▶ [TEXT EXCERPT]
Kansas City Council preparing as metro cities could see huge loss in budgets


KANSAS CITY, Mo. — COVID-19 could deliver a big blow to the budgets of metro cities. The Kansas City Council is preparing for a wide variety of outcomes.

The full council heard a presentation Thursday, given to the Finance Committee on Wednesday, about the worst case financial fallout from the COVID-19 crisis. 

Budget Director Scott Huizenga presented what’s called the Severe Pandemic Recession, modeled loosely on the Great Recession in 2008.

In March, when the shelter in place was put into effect, Huizenga presented a Mild Recession Scenario, but as the COVID-19 crisis wears on, the city council is preparing for the unknown.

“It could be something that’s not too painful or it could be something that’s really painful like furloughs and people being asked to take time off, or heaven forbid we have to lose some employees.” said Councilwoman Heather Hall, also the Vice-Chair of the Finance, Governance and Public Safety Committee. “Those are not scenarios we want to have happen.”

Money for city funded programs could also be cut.

The worst case predicts a $300,000,000 deficit to the General Fund over 5 years.

Tax revenue streams to fund it in order of size include:

  • Earnings tax
  • Sales tax
  • Property tax
  • Utilities tax
  • The Convention and Tourism tax, which is down 90% since March.

“Just like someone has an individual portfolio investment portfolio and wants to diversify, we’ve done the same with our revenues,” Huizenga said. “So if it’s a shock to one system there are others that help stabilize our revenue.”

▶ [SOURCE MATERIAL]

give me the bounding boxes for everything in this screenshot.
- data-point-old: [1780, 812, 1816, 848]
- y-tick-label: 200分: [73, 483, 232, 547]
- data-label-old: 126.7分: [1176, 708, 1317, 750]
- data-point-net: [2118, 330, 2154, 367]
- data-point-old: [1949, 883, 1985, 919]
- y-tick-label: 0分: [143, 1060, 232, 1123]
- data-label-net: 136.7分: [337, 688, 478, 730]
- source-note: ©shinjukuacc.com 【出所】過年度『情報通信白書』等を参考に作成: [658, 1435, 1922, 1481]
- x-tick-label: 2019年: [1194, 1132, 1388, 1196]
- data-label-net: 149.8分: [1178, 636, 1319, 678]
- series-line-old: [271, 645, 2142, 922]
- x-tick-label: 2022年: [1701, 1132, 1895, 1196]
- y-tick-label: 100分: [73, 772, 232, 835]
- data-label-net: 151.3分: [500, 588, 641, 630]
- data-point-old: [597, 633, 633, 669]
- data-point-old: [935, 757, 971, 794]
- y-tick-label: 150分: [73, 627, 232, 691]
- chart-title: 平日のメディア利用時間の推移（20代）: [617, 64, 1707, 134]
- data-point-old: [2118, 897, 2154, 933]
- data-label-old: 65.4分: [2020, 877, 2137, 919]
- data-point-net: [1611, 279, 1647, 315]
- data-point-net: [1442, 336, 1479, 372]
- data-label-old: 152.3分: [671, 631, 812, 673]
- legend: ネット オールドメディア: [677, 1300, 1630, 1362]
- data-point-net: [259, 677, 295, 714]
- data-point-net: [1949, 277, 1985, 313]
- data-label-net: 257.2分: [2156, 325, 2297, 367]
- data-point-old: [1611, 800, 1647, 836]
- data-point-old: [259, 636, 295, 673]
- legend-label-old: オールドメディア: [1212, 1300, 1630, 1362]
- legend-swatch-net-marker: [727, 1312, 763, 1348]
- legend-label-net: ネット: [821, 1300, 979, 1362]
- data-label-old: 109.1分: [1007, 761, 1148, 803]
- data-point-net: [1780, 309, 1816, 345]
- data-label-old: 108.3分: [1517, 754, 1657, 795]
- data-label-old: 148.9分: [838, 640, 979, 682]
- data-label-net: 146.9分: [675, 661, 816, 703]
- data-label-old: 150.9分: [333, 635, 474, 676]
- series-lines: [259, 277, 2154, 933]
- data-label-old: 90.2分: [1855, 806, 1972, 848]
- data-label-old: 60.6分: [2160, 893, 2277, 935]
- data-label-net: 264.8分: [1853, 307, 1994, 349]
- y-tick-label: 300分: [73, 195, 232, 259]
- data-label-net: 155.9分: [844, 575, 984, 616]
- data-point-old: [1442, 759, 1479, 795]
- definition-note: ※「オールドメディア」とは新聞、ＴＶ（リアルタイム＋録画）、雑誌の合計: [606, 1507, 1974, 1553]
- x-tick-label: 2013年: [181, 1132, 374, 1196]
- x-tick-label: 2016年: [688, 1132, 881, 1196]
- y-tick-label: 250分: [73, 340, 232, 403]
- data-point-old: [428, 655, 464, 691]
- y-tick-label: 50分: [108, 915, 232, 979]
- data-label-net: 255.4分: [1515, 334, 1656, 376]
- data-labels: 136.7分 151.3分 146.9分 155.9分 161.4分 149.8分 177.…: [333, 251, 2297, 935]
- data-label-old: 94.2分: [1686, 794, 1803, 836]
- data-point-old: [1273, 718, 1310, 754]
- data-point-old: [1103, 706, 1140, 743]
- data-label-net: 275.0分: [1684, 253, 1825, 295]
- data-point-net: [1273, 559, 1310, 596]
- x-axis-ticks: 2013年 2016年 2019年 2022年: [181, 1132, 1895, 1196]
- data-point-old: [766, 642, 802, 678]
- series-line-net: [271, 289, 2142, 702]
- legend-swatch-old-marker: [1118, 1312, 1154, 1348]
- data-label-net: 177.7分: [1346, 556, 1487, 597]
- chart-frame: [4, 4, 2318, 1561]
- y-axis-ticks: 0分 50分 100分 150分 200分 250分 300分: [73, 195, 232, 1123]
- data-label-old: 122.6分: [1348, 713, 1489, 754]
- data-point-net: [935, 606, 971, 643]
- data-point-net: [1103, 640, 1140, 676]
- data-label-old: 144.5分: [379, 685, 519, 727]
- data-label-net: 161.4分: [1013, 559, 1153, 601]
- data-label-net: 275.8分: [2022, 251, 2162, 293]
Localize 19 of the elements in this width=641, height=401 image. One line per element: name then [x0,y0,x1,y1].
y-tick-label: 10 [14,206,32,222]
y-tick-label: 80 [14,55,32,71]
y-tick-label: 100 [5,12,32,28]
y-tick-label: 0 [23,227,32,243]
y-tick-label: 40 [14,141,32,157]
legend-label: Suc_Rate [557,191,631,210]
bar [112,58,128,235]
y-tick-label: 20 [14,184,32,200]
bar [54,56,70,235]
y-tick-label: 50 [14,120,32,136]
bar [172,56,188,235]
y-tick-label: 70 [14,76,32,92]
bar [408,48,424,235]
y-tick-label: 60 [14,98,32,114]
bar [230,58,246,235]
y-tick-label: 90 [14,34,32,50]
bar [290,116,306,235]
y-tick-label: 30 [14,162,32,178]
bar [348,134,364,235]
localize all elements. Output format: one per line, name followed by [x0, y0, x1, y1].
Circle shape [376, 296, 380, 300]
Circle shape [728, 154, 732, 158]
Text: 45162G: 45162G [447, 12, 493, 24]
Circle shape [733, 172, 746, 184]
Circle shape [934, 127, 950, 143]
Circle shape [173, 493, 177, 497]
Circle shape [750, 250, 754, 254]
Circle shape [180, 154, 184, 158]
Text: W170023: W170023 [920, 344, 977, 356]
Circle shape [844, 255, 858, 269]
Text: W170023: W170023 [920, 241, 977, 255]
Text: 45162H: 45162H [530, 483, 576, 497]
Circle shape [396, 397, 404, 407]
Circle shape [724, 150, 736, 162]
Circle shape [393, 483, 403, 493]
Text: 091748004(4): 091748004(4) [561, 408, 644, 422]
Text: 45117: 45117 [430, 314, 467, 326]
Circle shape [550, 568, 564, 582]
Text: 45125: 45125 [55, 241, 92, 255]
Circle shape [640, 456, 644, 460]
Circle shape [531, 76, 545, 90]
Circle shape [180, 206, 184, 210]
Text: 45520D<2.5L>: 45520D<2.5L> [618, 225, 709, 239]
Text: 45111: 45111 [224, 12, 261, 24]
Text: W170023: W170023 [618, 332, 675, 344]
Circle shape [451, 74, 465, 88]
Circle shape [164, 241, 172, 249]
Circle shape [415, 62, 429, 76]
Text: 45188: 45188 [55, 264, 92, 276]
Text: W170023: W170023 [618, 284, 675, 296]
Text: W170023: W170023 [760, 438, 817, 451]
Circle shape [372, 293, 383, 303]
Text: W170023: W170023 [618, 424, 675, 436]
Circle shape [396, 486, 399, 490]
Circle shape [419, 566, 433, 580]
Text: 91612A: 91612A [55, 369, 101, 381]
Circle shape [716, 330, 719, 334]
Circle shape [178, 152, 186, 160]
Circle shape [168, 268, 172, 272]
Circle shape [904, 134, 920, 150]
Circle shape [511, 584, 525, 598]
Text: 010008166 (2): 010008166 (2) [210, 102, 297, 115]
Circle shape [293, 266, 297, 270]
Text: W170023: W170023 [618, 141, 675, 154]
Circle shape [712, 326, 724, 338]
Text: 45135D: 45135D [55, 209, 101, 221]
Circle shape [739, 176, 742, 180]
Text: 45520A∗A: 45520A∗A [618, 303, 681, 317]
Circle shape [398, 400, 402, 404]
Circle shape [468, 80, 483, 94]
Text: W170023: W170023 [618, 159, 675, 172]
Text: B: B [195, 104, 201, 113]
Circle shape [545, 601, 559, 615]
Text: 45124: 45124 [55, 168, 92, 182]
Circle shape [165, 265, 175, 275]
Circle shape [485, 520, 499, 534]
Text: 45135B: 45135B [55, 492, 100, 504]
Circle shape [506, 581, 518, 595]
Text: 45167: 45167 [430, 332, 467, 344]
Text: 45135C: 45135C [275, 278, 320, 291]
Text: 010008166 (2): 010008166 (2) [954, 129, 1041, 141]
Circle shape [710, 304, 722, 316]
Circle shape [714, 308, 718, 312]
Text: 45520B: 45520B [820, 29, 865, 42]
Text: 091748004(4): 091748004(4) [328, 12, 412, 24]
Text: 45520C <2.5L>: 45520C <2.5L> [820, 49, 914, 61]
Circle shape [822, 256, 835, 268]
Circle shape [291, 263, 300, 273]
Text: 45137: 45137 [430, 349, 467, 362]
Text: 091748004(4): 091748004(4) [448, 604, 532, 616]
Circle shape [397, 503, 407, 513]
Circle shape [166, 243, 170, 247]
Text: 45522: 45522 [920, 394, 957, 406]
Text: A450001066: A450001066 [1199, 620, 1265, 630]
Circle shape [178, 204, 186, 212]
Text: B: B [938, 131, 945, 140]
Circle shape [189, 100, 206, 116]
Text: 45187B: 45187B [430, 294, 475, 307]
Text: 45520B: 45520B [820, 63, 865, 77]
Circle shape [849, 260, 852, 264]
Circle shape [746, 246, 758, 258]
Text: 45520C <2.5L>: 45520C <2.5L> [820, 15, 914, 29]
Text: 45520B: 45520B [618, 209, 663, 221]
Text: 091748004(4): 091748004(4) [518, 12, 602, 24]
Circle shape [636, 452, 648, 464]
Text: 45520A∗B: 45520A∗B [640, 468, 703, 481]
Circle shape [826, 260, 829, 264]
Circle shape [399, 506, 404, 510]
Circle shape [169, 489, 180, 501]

▶ [ASSIGNMENT A]
Answer these questions from the Kansas City budget article:
(i) Who presented the Severe Pandemic Recession scenario?
(ii) What General Fund deficit does the worst case predict, and over what period?
(iii) How far has the Convention and Tourism tax fallen since March?
▶ [ASSIGNMENT B] Continue the Kansas City budget article after its final sentence.

▶ [ANSWER BOX A]
(i) Budget Director Scott Huizenga
(ii) $300,000,000 over 5 years
(iii) It is down 90%.

▶ [ANSWER BOX B]
The big question hanging out there is sales tax revenue. Because the state collects it, there is a two month delay before it gets to the city.

March collections were slightly up but the revenue from April and May could be key in pushing the budget scenario closer to a more realistic outcome.

With more revenue sources to pull from and a rainy day fund that has never been higher, Huizenga believes we are entering this time in a stronger financial position than the 2008 recession.

“We do have a strong foundation and we have a little time to ease into this and monitor the situation to see what really does develop,” Huizenga said.

Officials said the public has a lot to do with the financial fallout, urging everyone to be smart by following social distancing guidelines and wearing masks in public.

They believe that will help propel us forward in reopening and staying open, which will help boost tax revenue.